Listed entries

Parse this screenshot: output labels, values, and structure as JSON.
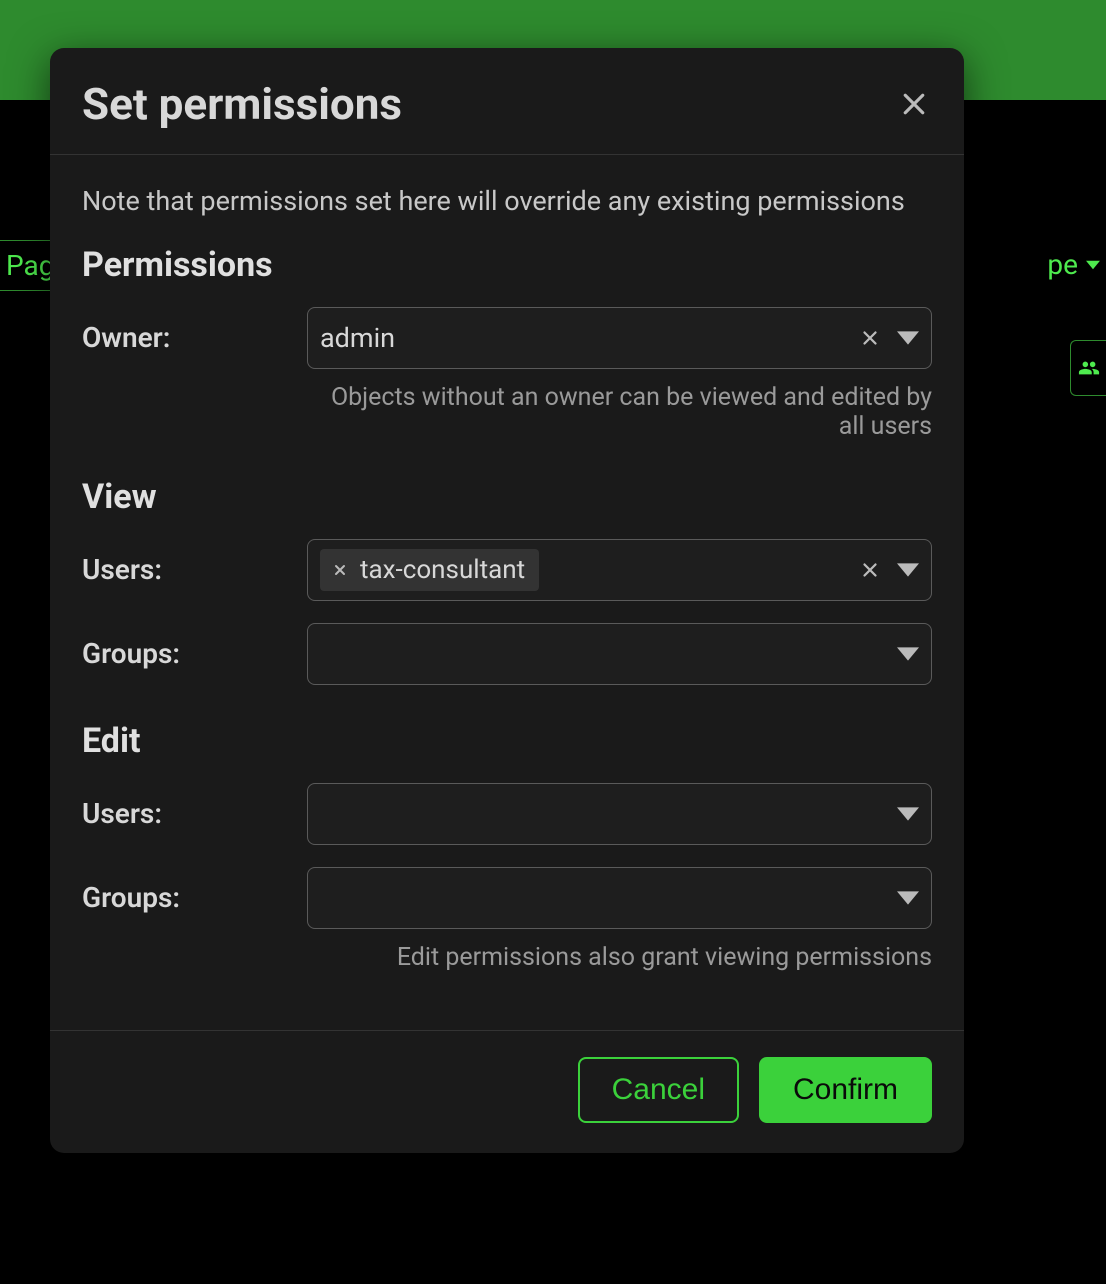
{
  "bg": {
    "left_tab": "Pag",
    "right_tab": "pe"
  },
  "modal": {
    "title": "Set permissions",
    "note": "Note that permissions set here will override any existing permissions",
    "sections": {
      "permissions": {
        "heading": "Permissions",
        "owner": {
          "label": "Owner:",
          "value": "admin",
          "helper": "Objects without an owner can be viewed and edited by all users"
        }
      },
      "view": {
        "heading": "View",
        "users": {
          "label": "Users:",
          "chips": [
            "tax-consultant"
          ]
        },
        "groups": {
          "label": "Groups:"
        }
      },
      "edit": {
        "heading": "Edit",
        "users": {
          "label": "Users:"
        },
        "groups": {
          "label": "Groups:",
          "helper": "Edit permissions also grant viewing permissions"
        }
      }
    },
    "buttons": {
      "cancel": "Cancel",
      "confirm": "Confirm"
    }
  }
}
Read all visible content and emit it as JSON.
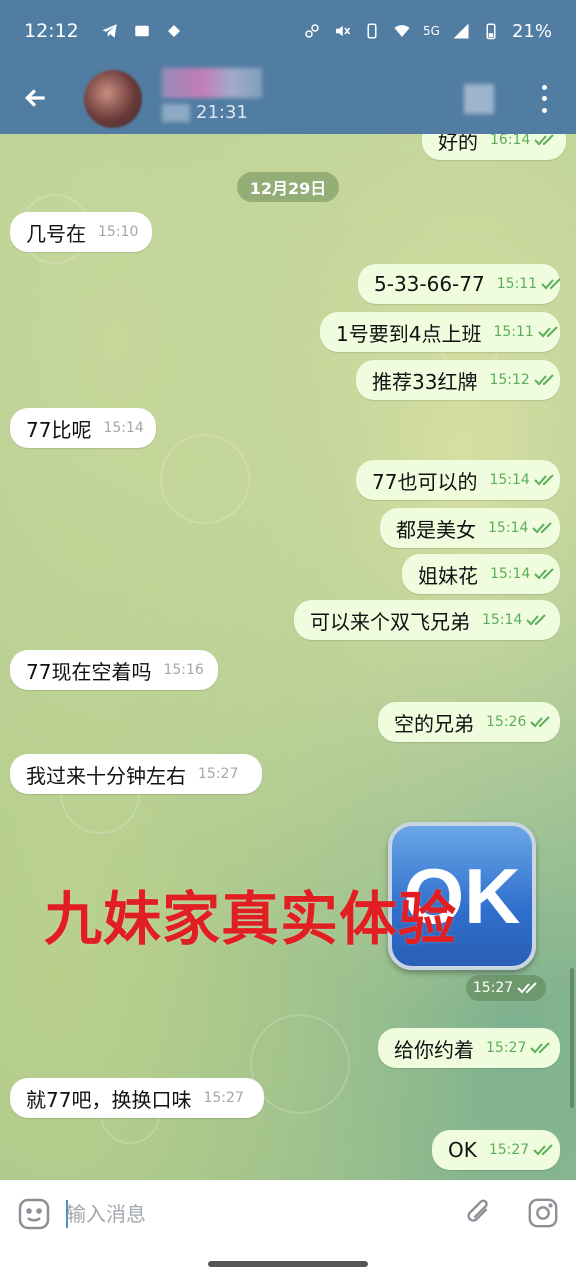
{
  "status_bar": {
    "time": "12:12",
    "left_icons": [
      "telegram-icon",
      "mail-icon",
      "app-icon"
    ],
    "right_icons": [
      "link-icon",
      "mute-icon",
      "vibrate-icon",
      "wifi-icon",
      "5g-icon",
      "signal-icon",
      "battery-icon"
    ],
    "network": "5G",
    "battery": "21%"
  },
  "header": {
    "last_seen_time": "21:31"
  },
  "chat": {
    "top_partial": {
      "text": "好的",
      "time": "16:14"
    },
    "date_chip": "12月29日",
    "messages": [
      {
        "dir": "in",
        "text": "几号在",
        "time": "15:10"
      },
      {
        "dir": "out",
        "text": "5-33-66-77",
        "time": "15:11"
      },
      {
        "dir": "out",
        "text": "1号要到4点上班",
        "time": "15:11"
      },
      {
        "dir": "out",
        "text": "推荐33红牌",
        "time": "15:12"
      },
      {
        "dir": "in",
        "text": "77比呢",
        "time": "15:14"
      },
      {
        "dir": "out",
        "text": "77也可以的",
        "time": "15:14"
      },
      {
        "dir": "out",
        "text": "都是美女",
        "time": "15:14"
      },
      {
        "dir": "out",
        "text": "姐妹花",
        "time": "15:14"
      },
      {
        "dir": "out",
        "text": "可以来个双飞兄弟",
        "time": "15:14"
      },
      {
        "dir": "in",
        "text": "77现在空着吗",
        "time": "15:16"
      },
      {
        "dir": "out",
        "text": "空的兄弟",
        "time": "15:26"
      },
      {
        "dir": "in",
        "text": "我过来十分钟左右",
        "time": "15:27"
      },
      {
        "dir": "out",
        "text": "给你约着",
        "time": "15:27"
      },
      {
        "dir": "in",
        "text": "就77吧，换换口味",
        "time": "15:27"
      },
      {
        "dir": "out",
        "text": "OK",
        "time": "15:27"
      }
    ],
    "sticker": {
      "label": "OK",
      "time": "15:27"
    },
    "overlay_text": "九妹家真实体验"
  },
  "input": {
    "placeholder": "输入消息"
  },
  "colors": {
    "header": "#517da2",
    "outgoing_bubble": "#effdde",
    "incoming_bubble": "#ffffff",
    "overlay_text": "#e11f22",
    "check": "#5dae5a"
  }
}
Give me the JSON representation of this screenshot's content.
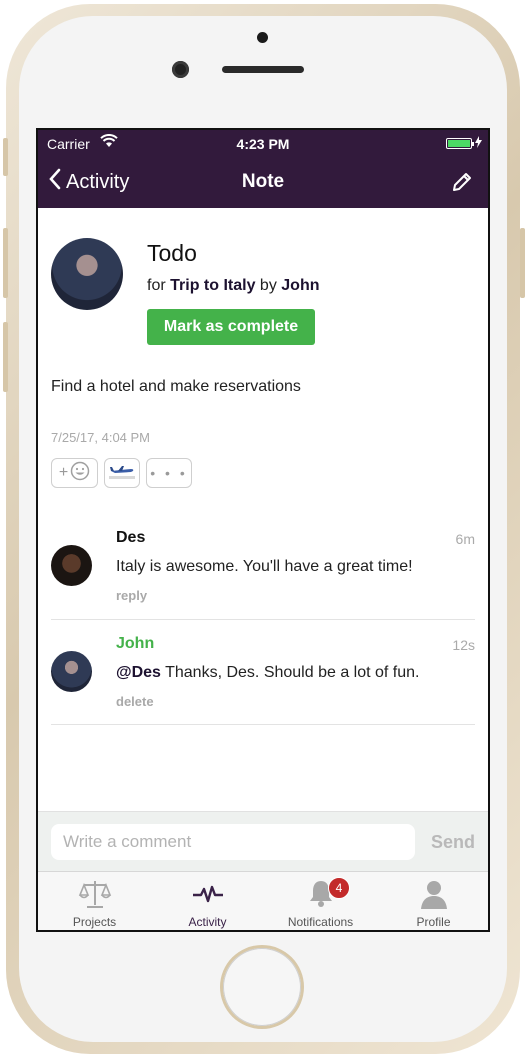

What you will do
Count the lines in which the string "screenshot" appears, then report only that figure.

Written response
2